** Begin **
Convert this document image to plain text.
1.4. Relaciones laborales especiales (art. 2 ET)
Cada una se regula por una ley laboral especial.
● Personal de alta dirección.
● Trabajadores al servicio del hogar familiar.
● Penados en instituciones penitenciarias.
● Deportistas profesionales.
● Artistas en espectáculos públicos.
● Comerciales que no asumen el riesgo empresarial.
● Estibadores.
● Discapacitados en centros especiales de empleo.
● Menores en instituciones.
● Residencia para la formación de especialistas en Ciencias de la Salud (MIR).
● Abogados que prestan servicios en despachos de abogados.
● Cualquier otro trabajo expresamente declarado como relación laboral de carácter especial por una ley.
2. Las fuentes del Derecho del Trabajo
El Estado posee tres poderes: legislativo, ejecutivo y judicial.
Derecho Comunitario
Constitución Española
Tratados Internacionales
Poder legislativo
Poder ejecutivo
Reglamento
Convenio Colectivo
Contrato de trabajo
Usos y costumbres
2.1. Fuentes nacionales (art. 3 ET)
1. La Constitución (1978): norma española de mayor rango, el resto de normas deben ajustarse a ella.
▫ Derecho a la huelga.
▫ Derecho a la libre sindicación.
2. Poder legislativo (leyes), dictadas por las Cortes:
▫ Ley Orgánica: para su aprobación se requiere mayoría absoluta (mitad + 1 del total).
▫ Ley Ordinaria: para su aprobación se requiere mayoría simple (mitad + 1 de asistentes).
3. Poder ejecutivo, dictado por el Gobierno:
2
** End **
GOAL:
Find and copy each line above that includes the string "especiales".

RESPONSE FOR THIS EXERCISE:
1.4. Relaciones laborales especiales (art. 2 ET)
● Discapacitados en centros especiales de empleo.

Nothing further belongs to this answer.